WRITTEN EXERCISE » Select each line where the word "left" appears.

THE INPUT »

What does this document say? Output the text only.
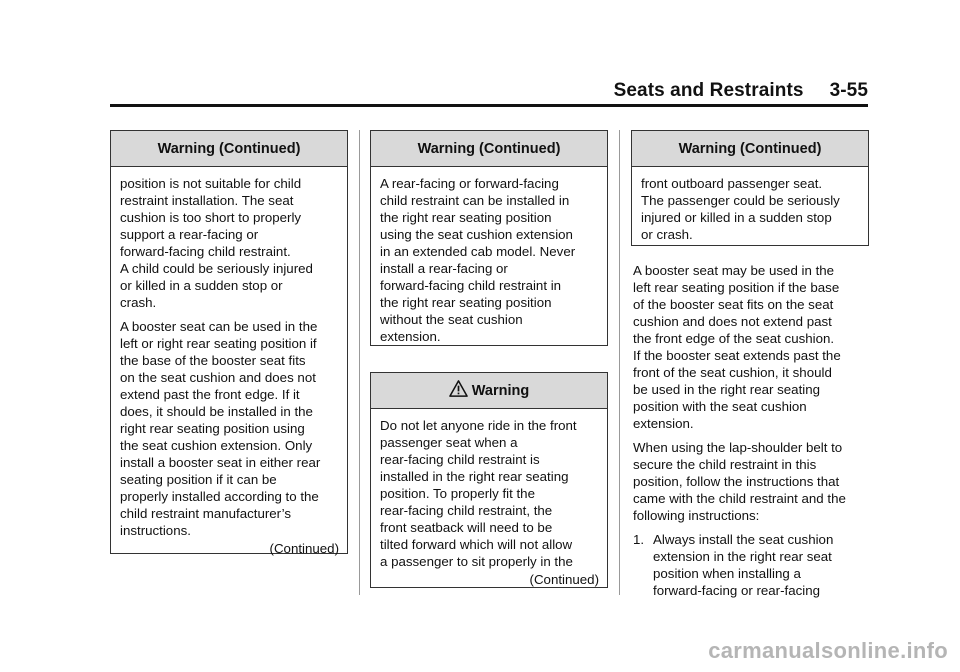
Seats and Restraints 3-55
Warning (Continued)

position is not suitable for child
restraint installation. The seat
cushion is too short to properly
support a rear-facing or
forward-facing child restraint.
A child could be seriously injured
or killed in a sudden stop or
crash.

A booster seat can be used in the
left or right rear seating position if
the base of the booster seat fits
on the seat cushion and does not
extend past the front edge. If it
does, it should be installed in the
right rear seating position using
the seat cushion extension. Only
install a booster seat in either rear
seating position if it can be
properly installed according to the
child restraint manufacturer’s
instructions.

(Continued)
Warning (Continued)

A rear-facing or forward-facing
child restraint can be installed in
the right rear seating position
using the seat cushion extension
in an extended cab model. Never
install a rear-facing or
forward-facing child restraint in
the right rear seating position
without the seat cushion
extension.

Warning

Do not let anyone ride in the front
passenger seat when a
rear-facing child restraint is
installed in the right rear seating
position. To properly fit the
rear-facing child restraint, the
front seatback will need to be
tilted forward which will not allow
a passenger to sit properly in the

(Continued)
Warning (Continued)

front outboard passenger seat.
The passenger could be seriously
injured or killed in a sudden stop
or crash.

A booster seat may be used in the
left rear seating position if the base
of the booster seat fits on the seat
cushion and does not extend past
the front edge of the seat cushion.
If the booster seat extends past the
front of the seat cushion, it should
be used in the right rear seating
position with the seat cushion
extension.

When using the lap-shoulder belt to
secure the child restraint in this
position, follow the instructions that
came with the child restraint and the
following instructions:

1. Always install the seat cushion
extension in the right rear seat
position when installing a
forward-facing or rear-facing
carmanualsonline.info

CORRECT ANSWER »
left or right rear seating position if
left rear seating position if the base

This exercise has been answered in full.